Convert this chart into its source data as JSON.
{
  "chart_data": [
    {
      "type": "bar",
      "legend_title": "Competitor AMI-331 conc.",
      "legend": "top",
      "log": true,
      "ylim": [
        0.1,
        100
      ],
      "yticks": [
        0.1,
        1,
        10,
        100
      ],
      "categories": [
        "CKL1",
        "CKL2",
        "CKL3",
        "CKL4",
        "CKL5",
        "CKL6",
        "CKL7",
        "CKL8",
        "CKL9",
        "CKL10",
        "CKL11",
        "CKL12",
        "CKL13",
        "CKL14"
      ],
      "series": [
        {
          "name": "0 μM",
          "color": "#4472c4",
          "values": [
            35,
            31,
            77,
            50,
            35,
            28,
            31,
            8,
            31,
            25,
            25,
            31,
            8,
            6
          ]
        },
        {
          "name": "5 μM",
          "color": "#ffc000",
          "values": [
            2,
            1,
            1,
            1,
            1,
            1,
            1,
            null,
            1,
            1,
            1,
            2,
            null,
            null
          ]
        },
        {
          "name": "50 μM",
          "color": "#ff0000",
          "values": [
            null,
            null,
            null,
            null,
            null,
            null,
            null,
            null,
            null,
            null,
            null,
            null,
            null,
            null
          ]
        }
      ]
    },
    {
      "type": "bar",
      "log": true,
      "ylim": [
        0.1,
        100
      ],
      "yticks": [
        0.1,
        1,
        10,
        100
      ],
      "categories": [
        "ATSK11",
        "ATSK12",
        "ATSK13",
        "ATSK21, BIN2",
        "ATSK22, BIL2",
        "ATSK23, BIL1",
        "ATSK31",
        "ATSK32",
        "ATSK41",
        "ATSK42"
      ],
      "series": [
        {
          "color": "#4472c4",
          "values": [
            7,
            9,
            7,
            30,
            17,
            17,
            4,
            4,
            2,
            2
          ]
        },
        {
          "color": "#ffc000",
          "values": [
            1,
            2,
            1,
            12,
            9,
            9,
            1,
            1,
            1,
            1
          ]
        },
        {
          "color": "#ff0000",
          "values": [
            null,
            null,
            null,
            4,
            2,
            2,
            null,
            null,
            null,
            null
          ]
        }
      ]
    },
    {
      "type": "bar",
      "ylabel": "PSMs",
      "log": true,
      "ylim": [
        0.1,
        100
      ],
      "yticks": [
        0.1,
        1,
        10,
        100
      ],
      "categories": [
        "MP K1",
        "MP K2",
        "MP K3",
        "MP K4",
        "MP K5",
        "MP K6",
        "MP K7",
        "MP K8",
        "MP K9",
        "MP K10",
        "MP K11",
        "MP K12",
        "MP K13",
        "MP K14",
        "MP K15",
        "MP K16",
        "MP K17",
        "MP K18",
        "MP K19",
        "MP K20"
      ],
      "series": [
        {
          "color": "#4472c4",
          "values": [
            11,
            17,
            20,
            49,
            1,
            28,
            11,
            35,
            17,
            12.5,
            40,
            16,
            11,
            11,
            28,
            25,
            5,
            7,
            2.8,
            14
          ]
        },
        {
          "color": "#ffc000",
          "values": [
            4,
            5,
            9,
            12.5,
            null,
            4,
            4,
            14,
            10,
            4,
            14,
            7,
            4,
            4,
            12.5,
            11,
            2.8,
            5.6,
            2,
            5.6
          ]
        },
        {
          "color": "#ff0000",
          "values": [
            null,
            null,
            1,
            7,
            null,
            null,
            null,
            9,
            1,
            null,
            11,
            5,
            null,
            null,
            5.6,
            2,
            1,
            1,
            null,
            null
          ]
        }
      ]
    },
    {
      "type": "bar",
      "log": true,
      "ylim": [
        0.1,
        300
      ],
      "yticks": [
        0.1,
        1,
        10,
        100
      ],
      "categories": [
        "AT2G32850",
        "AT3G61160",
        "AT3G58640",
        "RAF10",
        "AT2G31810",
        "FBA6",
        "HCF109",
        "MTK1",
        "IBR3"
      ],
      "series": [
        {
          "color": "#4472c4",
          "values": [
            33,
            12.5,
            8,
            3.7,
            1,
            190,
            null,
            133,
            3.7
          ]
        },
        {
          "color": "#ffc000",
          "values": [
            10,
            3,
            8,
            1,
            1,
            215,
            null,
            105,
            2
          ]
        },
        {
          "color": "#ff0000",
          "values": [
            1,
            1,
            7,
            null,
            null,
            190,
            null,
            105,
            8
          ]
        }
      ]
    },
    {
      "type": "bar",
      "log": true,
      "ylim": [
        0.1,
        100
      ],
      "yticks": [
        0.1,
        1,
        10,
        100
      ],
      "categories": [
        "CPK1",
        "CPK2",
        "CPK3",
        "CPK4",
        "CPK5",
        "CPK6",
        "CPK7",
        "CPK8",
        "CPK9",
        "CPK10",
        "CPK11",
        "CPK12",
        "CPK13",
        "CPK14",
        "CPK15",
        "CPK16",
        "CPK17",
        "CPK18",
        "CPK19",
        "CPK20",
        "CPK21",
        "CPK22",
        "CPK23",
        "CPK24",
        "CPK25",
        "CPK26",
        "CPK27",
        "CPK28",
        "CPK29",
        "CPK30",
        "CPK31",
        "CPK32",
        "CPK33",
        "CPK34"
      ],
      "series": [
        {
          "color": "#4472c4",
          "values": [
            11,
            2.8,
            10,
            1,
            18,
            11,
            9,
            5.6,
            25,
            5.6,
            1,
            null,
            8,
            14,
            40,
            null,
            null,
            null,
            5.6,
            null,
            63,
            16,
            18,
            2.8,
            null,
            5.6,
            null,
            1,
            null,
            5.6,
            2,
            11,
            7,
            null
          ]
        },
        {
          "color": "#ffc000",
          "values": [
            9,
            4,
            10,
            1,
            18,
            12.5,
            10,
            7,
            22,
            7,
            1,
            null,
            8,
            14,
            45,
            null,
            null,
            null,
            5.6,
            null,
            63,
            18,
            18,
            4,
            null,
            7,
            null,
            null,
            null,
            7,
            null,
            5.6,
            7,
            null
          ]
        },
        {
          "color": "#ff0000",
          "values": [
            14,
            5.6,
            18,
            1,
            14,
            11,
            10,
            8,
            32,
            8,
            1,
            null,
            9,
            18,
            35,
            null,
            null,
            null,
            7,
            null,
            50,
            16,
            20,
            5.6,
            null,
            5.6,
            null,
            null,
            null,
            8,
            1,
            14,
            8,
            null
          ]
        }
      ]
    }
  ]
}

**Requirements**. Each line above must be printed exactly as it appears.

**Exercise output**.
Convert this chart into its source data as JSON.
{
  "chart_data": [
    {
      "type": "bar",
      "legend_title": "Competitor AMI-331 conc.",
      "legend": "top",
      "log": true,
      "ylim": [
        0.1,
        100
      ],
      "yticks": [
        0.1,
        1,
        10,
        100
      ],
      "categories": [
        "CKL1",
        "CKL2",
        "CKL3",
        "CKL4",
        "CKL5",
        "CKL6",
        "CKL7",
        "CKL8",
        "CKL9",
        "CKL10",
        "CKL11",
        "CKL12",
        "CKL13",
        "CKL14"
      ],
      "series": [
        {
          "name": "0 μM",
          "color": "#4472c4",
          "values": [
            35,
            31,
            77,
            50,
            35,
            28,
            31,
            8,
            31,
            25,
            25,
            31,
            8,
            6
          ]
        },
        {
          "name": "5 μM",
          "color": "#ffc000",
          "values": [
            2,
            1,
            1,
            1,
            1,
            1,
            1,
            null,
            1,
            1,
            1,
            2,
            null,
            null
          ]
        },
        {
          "name": "50 μM",
          "color": "#ff0000",
          "values": [
            null,
            null,
            null,
            null,
            null,
            null,
            null,
            null,
            null,
            null,
            null,
            null,
            null,
            null
          ]
        }
      ]
    },
    {
      "type": "bar",
      "log": true,
      "ylim": [
        0.1,
        100
      ],
      "yticks": [
        0.1,
        1,
        10,
        100
      ],
      "categories": [
        "ATSK11",
        "ATSK12",
        "ATSK13",
        "ATSK21, BIN2",
        "ATSK22, BIL2",
        "ATSK23, BIL1",
        "ATSK31",
        "ATSK32",
        "ATSK41",
        "ATSK42"
      ],
      "series": [
        {
          "color": "#4472c4",
          "values": [
            7,
            9,
            7,
            30,
            17,
            17,
            4,
            4,
            2,
            2
          ]
        },
        {
          "color": "#ffc000",
          "values": [
            1,
            2,
            1,
            12,
            9,
            9,
            1,
            1,
            1,
            1
          ]
        },
        {
          "color": "#ff0000",
          "values": [
            null,
            null,
            null,
            4,
            2,
            2,
            null,
            null,
            null,
            null
          ]
        }
      ]
    },
    {
      "type": "bar",
      "ylabel": "PSMs",
      "log": true,
      "ylim": [
        0.1,
        100
      ],
      "yticks": [
        0.1,
        1,
        10,
        100
      ],
      "categories": [
        "MP K1",
        "MP K2",
        "MP K3",
        "MP K4",
        "MP K5",
        "MP K6",
        "MP K7",
        "MP K8",
        "MP K9",
        "MP K10",
        "MP K11",
        "MP K12",
        "MP K13",
        "MP K14",
        "MP K15",
        "MP K16",
        "MP K17",
        "MP K18",
        "MP K19",
        "MP K20"
      ],
      "series": [
        {
          "color": "#4472c4",
          "values": [
            11,
            17,
            20,
            49,
            1,
            28,
            11,
            35,
            17,
            12.5,
            40,
            16,
            11,
            11,
            28,
            25,
            5,
            7,
            2.8,
            14
          ]
        },
        {
          "color": "#ffc000",
          "values": [
            4,
            5,
            9,
            12.5,
            null,
            4,
            4,
            14,
            10,
            4,
            14,
            7,
            4,
            4,
            12.5,
            11,
            2.8,
            5.6,
            2,
            5.6
          ]
        },
        {
          "color": "#ff0000",
          "values": [
            null,
            null,
            1,
            7,
            null,
            null,
            null,
            9,
            1,
            null,
            11,
            5,
            null,
            null,
            5.6,
            2,
            1,
            1,
            null,
            null
          ]
        }
      ]
    },
    {
      "type": "bar",
      "log": true,
      "ylim": [
        0.1,
        300
      ],
      "yticks": [
        0.1,
        1,
        10,
        100
      ],
      "categories": [
        "AT2G32850",
        "AT3G61160",
        "AT3G58640",
        "RAF10",
        "AT2G31810",
        "FBA6",
        "HCF109",
        "MTK1",
        "IBR3"
      ],
      "series": [
        {
          "color": "#4472c4",
          "values": [
            33,
            12.5,
            8,
            3.7,
            1,
            190,
            null,
            133,
            3.7
          ]
        },
        {
          "color": "#ffc000",
          "values": [
            10,
            3,
            8,
            1,
            1,
            215,
            null,
            105,
            2
          ]
        },
        {
          "color": "#ff0000",
          "values": [
            1,
            1,
            7,
            null,
            null,
            190,
            null,
            105,
            8
          ]
        }
      ]
    },
    {
      "type": "bar",
      "log": true,
      "ylim": [
        0.1,
        100
      ],
      "yticks": [
        0.1,
        1,
        10,
        100
      ],
      "categories": [
        "CPK1",
        "CPK2",
        "CPK3",
        "CPK4",
        "CPK5",
        "CPK6",
        "CPK7",
        "CPK8",
        "CPK9",
        "CPK10",
        "CPK11",
        "CPK12",
        "CPK13",
        "CPK14",
        "CPK15",
        "CPK16",
        "CPK17",
        "CPK18",
        "CPK19",
        "CPK20",
        "CPK21",
        "CPK22",
        "CPK23",
        "CPK24",
        "CPK25",
        "CPK26",
        "CPK27",
        "CPK28",
        "CPK29",
        "CPK30",
        "CPK31",
        "CPK32",
        "CPK33",
        "CPK34"
      ],
      "series": [
        {
          "color": "#4472c4",
          "values": [
            11,
            2.8,
            10,
            1,
            18,
            11,
            9,
            5.6,
            25,
            5.6,
            1,
            null,
            8,
            14,
            40,
            null,
            null,
            null,
            5.6,
            null,
            63,
            16,
            18,
            2.8,
            null,
            5.6,
            null,
            1,
            null,
            5.6,
            2,
            11,
            7,
            null
          ]
        },
        {
          "color": "#ffc000",
          "values": [
            9,
            4,
            10,
            1,
            18,
            12.5,
            10,
            7,
            22,
            7,
            1,
            null,
            8,
            14,
            45,
            null,
            null,
            null,
            5.6,
            null,
            63,
            18,
            18,
            4,
            null,
            7,
            null,
            null,
            null,
            7,
            null,
            5.6,
            7,
            null
          ]
        },
        {
          "color": "#ff0000",
          "values": [
            14,
            5.6,
            18,
            1,
            14,
            11,
            10,
            8,
            32,
            8,
            1,
            null,
            9,
            18,
            35,
            null,
            null,
            null,
            7,
            null,
            50,
            16,
            20,
            5.6,
            null,
            5.6,
            null,
            null,
            null,
            8,
            1,
            14,
            8,
            null
          ]
        }
      ]
    }
  ]
}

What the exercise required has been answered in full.